Would you write out the entries below, every one of them, exactly?

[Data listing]

-------------------------

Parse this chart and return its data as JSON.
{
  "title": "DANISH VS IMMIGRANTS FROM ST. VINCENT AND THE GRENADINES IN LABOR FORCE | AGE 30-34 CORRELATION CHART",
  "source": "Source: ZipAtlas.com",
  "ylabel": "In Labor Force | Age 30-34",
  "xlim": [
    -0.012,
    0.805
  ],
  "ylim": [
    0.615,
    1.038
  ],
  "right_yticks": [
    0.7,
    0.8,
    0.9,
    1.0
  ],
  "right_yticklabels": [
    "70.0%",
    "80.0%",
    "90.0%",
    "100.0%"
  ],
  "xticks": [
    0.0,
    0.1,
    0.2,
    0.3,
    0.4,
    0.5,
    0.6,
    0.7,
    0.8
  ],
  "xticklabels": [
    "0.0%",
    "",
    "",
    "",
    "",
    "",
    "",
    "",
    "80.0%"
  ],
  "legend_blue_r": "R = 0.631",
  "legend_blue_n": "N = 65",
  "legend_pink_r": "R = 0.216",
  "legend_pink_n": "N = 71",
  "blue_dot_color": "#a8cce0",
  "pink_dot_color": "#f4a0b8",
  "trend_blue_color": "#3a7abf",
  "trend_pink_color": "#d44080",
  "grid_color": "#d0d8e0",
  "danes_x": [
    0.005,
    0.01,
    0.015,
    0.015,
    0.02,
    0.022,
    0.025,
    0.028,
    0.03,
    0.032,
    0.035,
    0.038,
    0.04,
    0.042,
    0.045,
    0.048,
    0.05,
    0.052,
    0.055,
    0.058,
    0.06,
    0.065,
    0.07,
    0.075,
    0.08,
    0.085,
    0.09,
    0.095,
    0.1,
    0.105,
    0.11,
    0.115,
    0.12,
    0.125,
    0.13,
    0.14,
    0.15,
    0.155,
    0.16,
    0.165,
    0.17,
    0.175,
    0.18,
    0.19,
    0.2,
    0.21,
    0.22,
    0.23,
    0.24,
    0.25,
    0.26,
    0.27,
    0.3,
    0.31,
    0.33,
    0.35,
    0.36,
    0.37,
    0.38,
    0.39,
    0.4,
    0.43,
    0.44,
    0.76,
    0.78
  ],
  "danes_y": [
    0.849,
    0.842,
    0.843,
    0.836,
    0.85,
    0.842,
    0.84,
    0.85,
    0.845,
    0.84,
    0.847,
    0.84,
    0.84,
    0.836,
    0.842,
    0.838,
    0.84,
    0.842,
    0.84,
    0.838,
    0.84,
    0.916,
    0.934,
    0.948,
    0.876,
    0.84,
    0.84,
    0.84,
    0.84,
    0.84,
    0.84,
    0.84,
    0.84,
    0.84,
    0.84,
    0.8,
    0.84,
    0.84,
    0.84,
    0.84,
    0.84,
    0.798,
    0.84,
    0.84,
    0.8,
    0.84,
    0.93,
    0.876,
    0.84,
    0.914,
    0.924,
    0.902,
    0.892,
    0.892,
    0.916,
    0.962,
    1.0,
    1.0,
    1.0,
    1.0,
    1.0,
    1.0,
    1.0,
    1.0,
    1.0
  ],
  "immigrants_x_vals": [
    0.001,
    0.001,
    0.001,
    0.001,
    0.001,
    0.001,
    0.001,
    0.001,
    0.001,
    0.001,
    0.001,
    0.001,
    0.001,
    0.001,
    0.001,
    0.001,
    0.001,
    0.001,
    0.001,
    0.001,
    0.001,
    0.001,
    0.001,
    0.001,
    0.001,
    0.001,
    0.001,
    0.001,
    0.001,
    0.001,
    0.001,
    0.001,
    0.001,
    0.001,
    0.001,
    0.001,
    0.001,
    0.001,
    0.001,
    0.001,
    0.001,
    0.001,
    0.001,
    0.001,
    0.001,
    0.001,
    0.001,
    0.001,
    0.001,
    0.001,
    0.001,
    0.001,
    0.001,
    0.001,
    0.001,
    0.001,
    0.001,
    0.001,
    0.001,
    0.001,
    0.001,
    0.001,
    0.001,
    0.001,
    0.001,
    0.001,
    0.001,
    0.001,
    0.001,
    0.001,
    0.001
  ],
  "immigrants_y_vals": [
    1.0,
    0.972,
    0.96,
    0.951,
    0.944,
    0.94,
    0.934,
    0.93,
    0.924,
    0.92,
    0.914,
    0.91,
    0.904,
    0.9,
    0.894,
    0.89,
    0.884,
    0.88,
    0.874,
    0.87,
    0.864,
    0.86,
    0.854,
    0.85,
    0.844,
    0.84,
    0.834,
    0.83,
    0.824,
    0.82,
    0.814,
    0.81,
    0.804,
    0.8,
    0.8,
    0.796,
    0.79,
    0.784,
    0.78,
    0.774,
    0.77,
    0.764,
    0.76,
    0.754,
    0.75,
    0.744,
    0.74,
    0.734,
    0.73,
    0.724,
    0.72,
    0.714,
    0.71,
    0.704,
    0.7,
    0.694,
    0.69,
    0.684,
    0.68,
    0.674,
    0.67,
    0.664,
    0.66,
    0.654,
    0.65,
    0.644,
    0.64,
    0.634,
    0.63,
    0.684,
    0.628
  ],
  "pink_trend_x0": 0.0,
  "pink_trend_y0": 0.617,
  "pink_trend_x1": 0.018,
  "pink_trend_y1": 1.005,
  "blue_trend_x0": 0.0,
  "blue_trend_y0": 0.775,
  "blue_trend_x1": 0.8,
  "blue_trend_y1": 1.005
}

-------------------------

THE RESPONSE ▸
Parse this chart and return its data as JSON.
{
  "title": "DANISH VS IMMIGRANTS FROM ST. VINCENT AND THE GRENADINES IN LABOR FORCE | AGE 30-34 CORRELATION CHART",
  "source": "Source: ZipAtlas.com",
  "ylabel": "In Labor Force | Age 30-34",
  "xlim": [
    -0.012,
    0.805
  ],
  "ylim": [
    0.615,
    1.038
  ],
  "right_yticks": [
    0.7,
    0.8,
    0.9,
    1.0
  ],
  "right_yticklabels": [
    "70.0%",
    "80.0%",
    "90.0%",
    "100.0%"
  ],
  "xticks": [
    0.0,
    0.1,
    0.2,
    0.3,
    0.4,
    0.5,
    0.6,
    0.7,
    0.8
  ],
  "xticklabels": [
    "0.0%",
    "",
    "",
    "",
    "",
    "",
    "",
    "",
    "80.0%"
  ],
  "legend_blue_r": "R = 0.631",
  "legend_blue_n": "N = 65",
  "legend_pink_r": "R = 0.216",
  "legend_pink_n": "N = 71",
  "blue_dot_color": "#a8cce0",
  "pink_dot_color": "#f4a0b8",
  "trend_blue_color": "#3a7abf",
  "trend_pink_color": "#d44080",
  "grid_color": "#d0d8e0",
  "danes_x": [
    0.005,
    0.01,
    0.015,
    0.015,
    0.02,
    0.022,
    0.025,
    0.028,
    0.03,
    0.032,
    0.035,
    0.038,
    0.04,
    0.042,
    0.045,
    0.048,
    0.05,
    0.052,
    0.055,
    0.058,
    0.06,
    0.065,
    0.07,
    0.075,
    0.08,
    0.085,
    0.09,
    0.095,
    0.1,
    0.105,
    0.11,
    0.115,
    0.12,
    0.125,
    0.13,
    0.14,
    0.15,
    0.155,
    0.16,
    0.165,
    0.17,
    0.175,
    0.18,
    0.19,
    0.2,
    0.21,
    0.22,
    0.23,
    0.24,
    0.25,
    0.26,
    0.27,
    0.3,
    0.31,
    0.33,
    0.35,
    0.36,
    0.37,
    0.38,
    0.39,
    0.4,
    0.43,
    0.44,
    0.76,
    0.78
  ],
  "danes_y": [
    0.849,
    0.842,
    0.843,
    0.836,
    0.85,
    0.842,
    0.84,
    0.85,
    0.845,
    0.84,
    0.847,
    0.84,
    0.84,
    0.836,
    0.842,
    0.838,
    0.84,
    0.842,
    0.84,
    0.838,
    0.84,
    0.916,
    0.934,
    0.948,
    0.876,
    0.84,
    0.84,
    0.84,
    0.84,
    0.84,
    0.84,
    0.84,
    0.84,
    0.84,
    0.84,
    0.8,
    0.84,
    0.84,
    0.84,
    0.84,
    0.84,
    0.798,
    0.84,
    0.84,
    0.8,
    0.84,
    0.93,
    0.876,
    0.84,
    0.914,
    0.924,
    0.902,
    0.892,
    0.892,
    0.916,
    0.962,
    1.0,
    1.0,
    1.0,
    1.0,
    1.0,
    1.0,
    1.0,
    1.0,
    1.0
  ],
  "immigrants_x_vals": [
    0.001,
    0.001,
    0.001,
    0.001,
    0.001,
    0.001,
    0.001,
    0.001,
    0.001,
    0.001,
    0.001,
    0.001,
    0.001,
    0.001,
    0.001,
    0.001,
    0.001,
    0.001,
    0.001,
    0.001,
    0.001,
    0.001,
    0.001,
    0.001,
    0.001,
    0.001,
    0.001,
    0.001,
    0.001,
    0.001,
    0.001,
    0.001,
    0.001,
    0.001,
    0.001,
    0.001,
    0.001,
    0.001,
    0.001,
    0.001,
    0.001,
    0.001,
    0.001,
    0.001,
    0.001,
    0.001,
    0.001,
    0.001,
    0.001,
    0.001,
    0.001,
    0.001,
    0.001,
    0.001,
    0.001,
    0.001,
    0.001,
    0.001,
    0.001,
    0.001,
    0.001,
    0.001,
    0.001,
    0.001,
    0.001,
    0.001,
    0.001,
    0.001,
    0.001,
    0.001,
    0.001
  ],
  "immigrants_y_vals": [
    1.0,
    0.972,
    0.96,
    0.951,
    0.944,
    0.94,
    0.934,
    0.93,
    0.924,
    0.92,
    0.914,
    0.91,
    0.904,
    0.9,
    0.894,
    0.89,
    0.884,
    0.88,
    0.874,
    0.87,
    0.864,
    0.86,
    0.854,
    0.85,
    0.844,
    0.84,
    0.834,
    0.83,
    0.824,
    0.82,
    0.814,
    0.81,
    0.804,
    0.8,
    0.8,
    0.796,
    0.79,
    0.784,
    0.78,
    0.774,
    0.77,
    0.764,
    0.76,
    0.754,
    0.75,
    0.744,
    0.74,
    0.734,
    0.73,
    0.724,
    0.72,
    0.714,
    0.71,
    0.704,
    0.7,
    0.694,
    0.69,
    0.684,
    0.68,
    0.674,
    0.67,
    0.664,
    0.66,
    0.654,
    0.65,
    0.644,
    0.64,
    0.634,
    0.63,
    0.684,
    0.628
  ],
  "pink_trend_x0": 0.0,
  "pink_trend_y0": 0.617,
  "pink_trend_x1": 0.018,
  "pink_trend_y1": 1.005,
  "blue_trend_x0": 0.0,
  "blue_trend_y0": 0.775,
  "blue_trend_x1": 0.8,
  "blue_trend_y1": 1.005
}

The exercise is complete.